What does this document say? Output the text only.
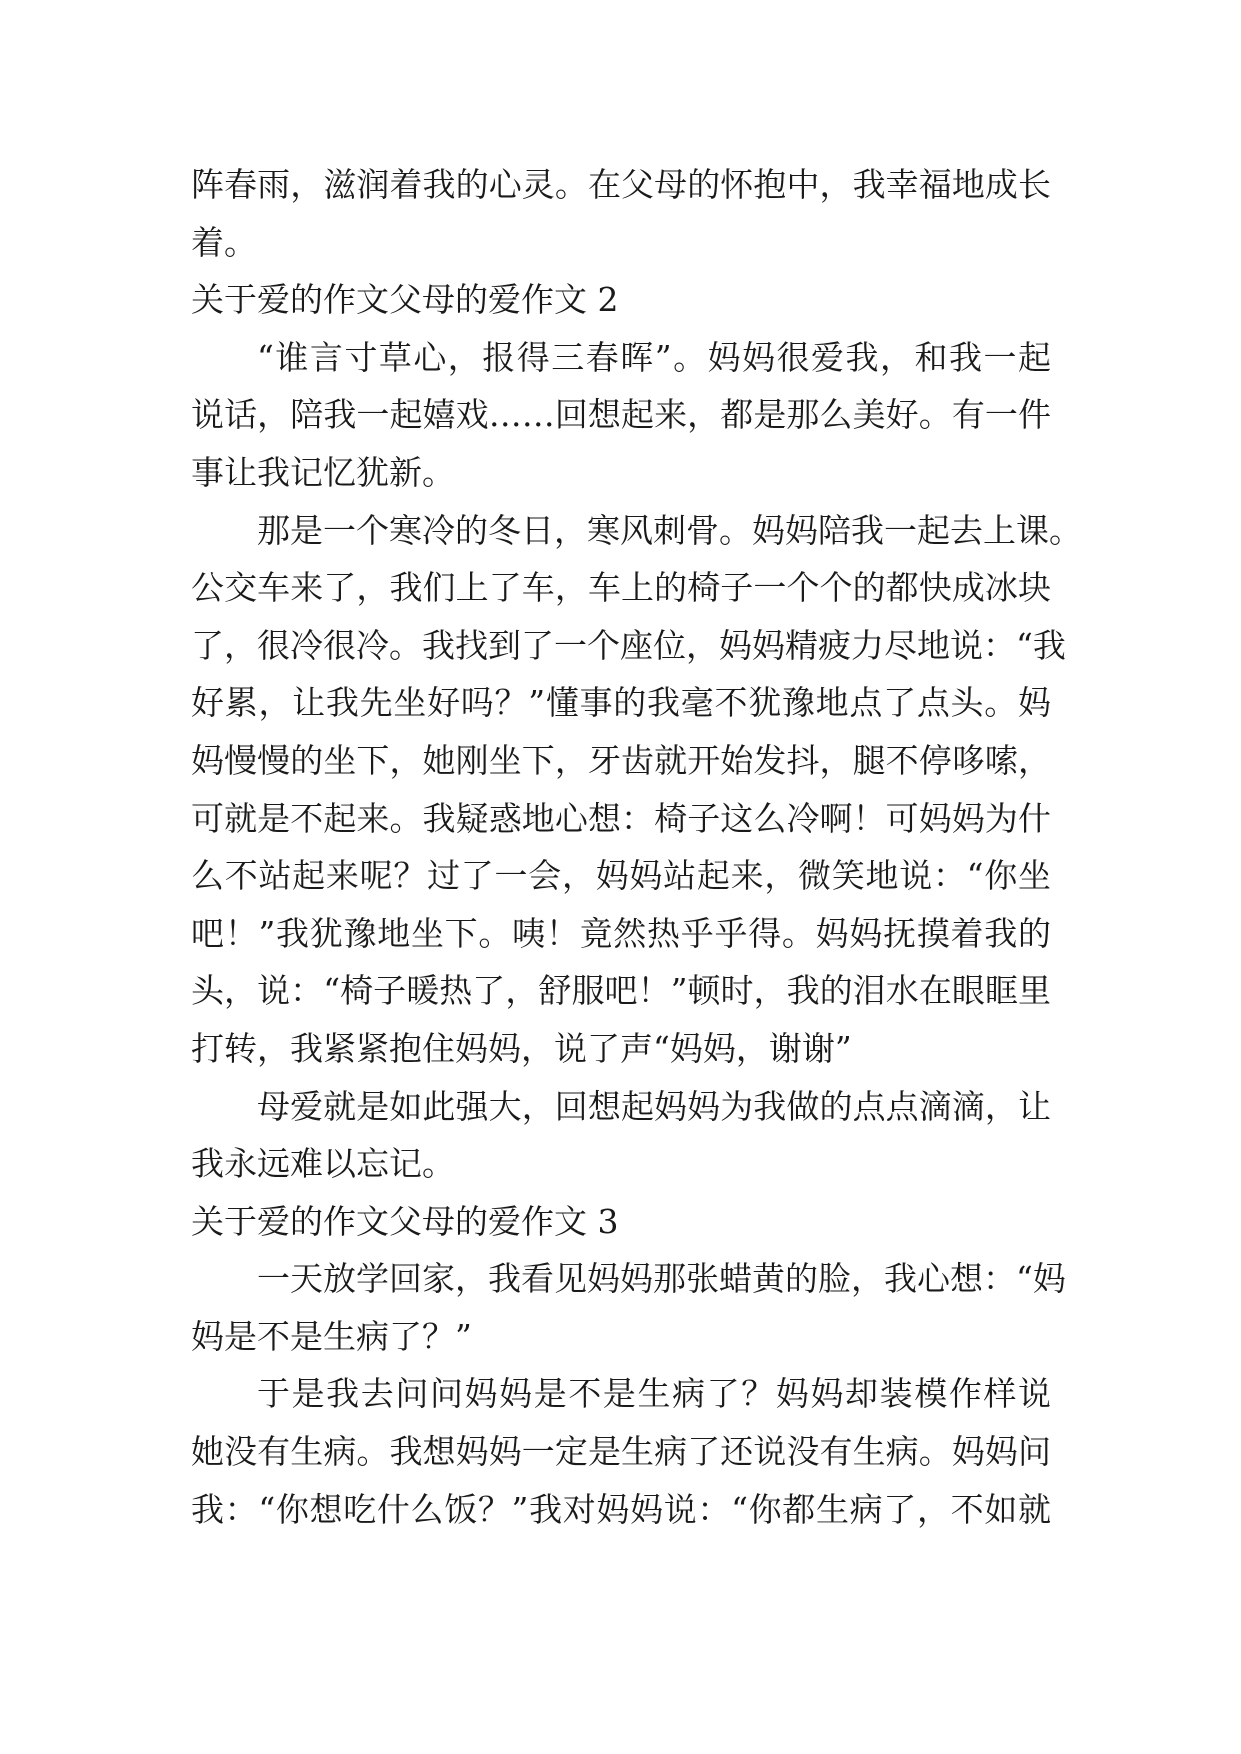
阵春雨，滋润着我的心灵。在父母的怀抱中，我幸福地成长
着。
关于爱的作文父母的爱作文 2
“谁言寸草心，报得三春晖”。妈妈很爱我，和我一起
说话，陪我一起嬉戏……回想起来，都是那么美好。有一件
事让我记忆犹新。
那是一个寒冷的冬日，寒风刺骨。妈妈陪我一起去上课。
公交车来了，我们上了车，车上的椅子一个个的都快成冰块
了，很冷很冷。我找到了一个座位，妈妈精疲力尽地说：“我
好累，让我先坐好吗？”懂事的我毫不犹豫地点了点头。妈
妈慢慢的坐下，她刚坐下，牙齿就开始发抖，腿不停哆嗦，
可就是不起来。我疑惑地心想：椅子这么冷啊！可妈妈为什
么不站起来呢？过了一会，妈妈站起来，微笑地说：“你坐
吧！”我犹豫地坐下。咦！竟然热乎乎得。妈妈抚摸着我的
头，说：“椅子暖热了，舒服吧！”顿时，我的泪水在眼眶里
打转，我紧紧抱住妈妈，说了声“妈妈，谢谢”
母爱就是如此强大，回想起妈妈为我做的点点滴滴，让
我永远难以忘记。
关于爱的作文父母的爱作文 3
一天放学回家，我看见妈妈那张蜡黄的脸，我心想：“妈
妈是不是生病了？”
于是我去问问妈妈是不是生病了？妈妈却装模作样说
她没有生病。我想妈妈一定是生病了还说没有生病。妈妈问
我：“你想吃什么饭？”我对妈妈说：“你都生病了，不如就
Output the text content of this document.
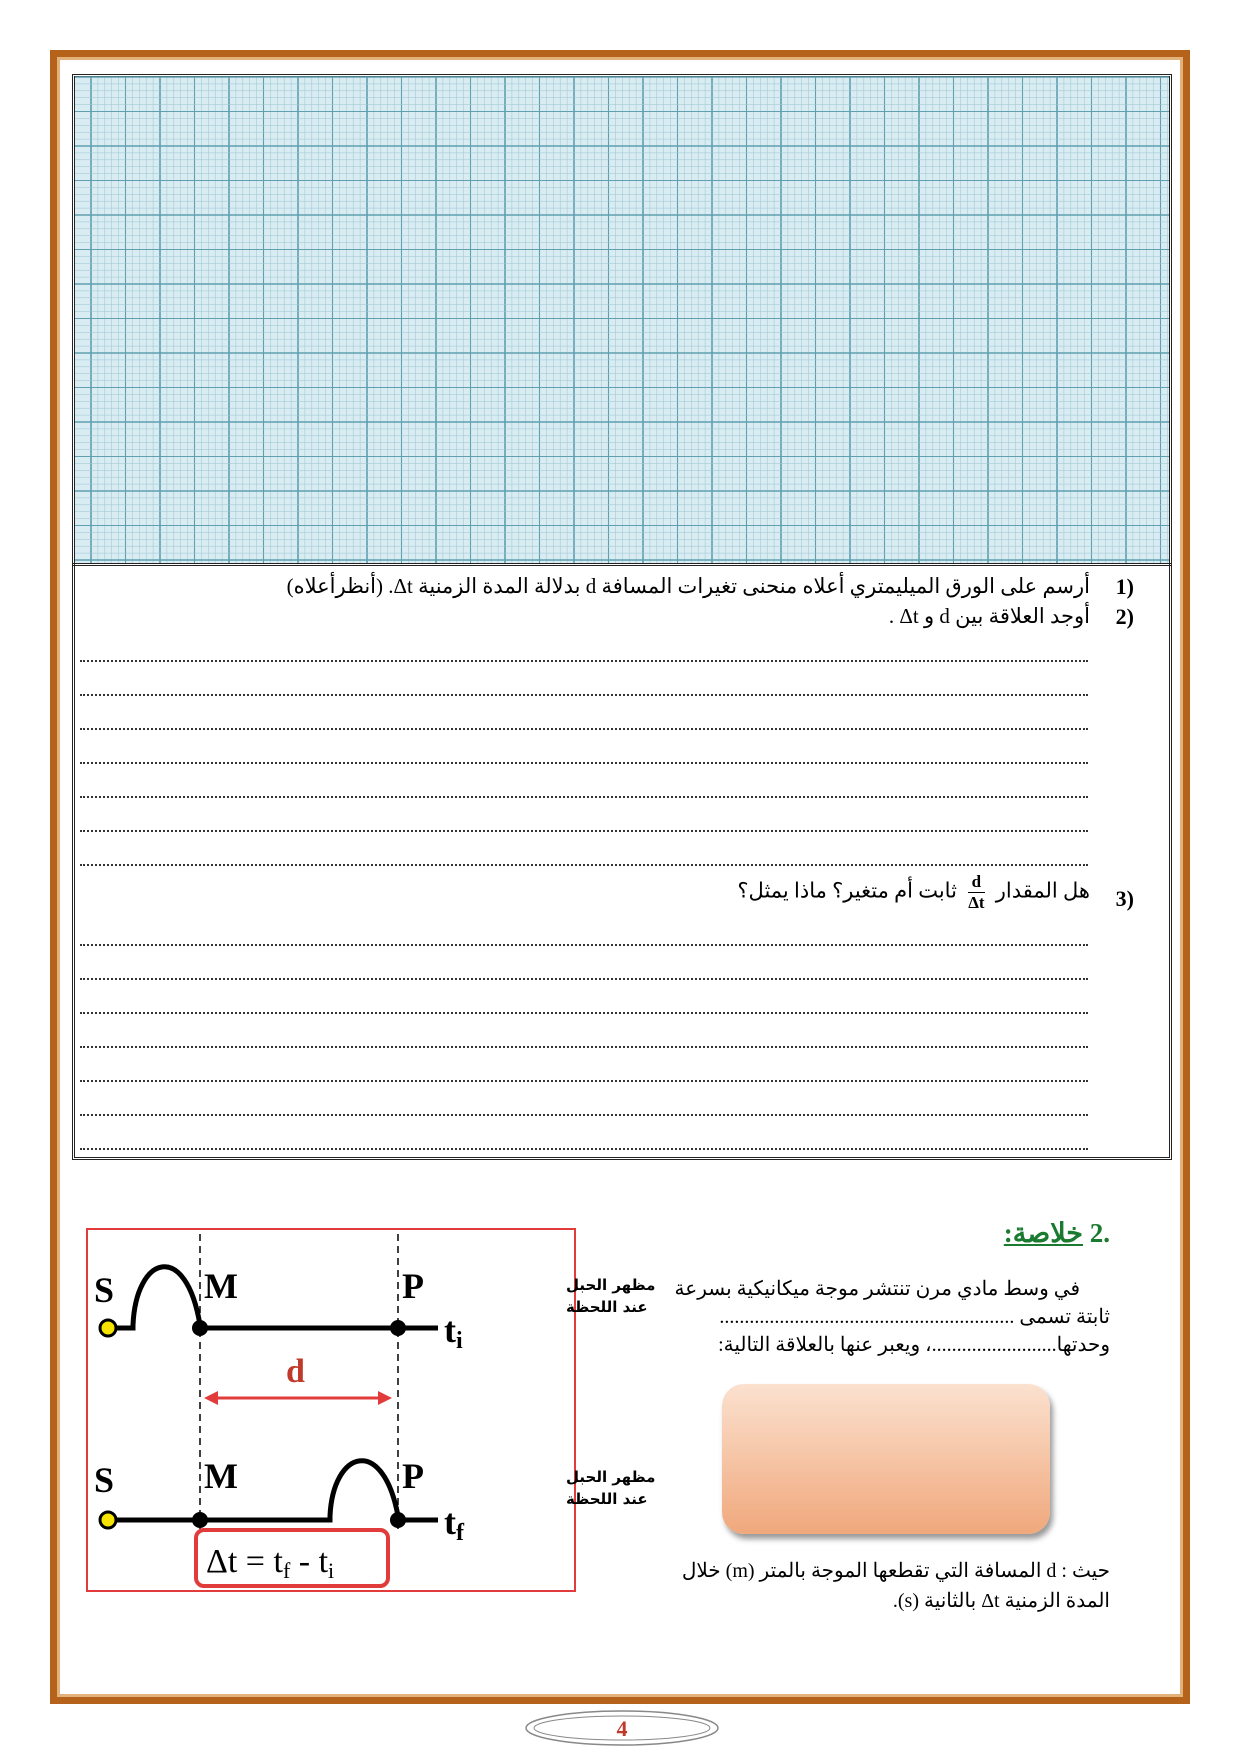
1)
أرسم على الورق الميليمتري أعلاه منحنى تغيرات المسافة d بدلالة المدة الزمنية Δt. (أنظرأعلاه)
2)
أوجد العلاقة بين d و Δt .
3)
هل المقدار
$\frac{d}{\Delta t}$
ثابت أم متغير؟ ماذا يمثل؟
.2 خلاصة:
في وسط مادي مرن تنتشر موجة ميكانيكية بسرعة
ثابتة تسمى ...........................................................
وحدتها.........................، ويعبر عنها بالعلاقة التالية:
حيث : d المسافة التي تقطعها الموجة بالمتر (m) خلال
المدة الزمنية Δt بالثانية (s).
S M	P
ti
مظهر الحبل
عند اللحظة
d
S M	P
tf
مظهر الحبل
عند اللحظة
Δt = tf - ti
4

| Description of the task |
Find each line with the string "this" and copy it out.

| Final answer |
What does this document say? Output the text only.
Output the text content of this document.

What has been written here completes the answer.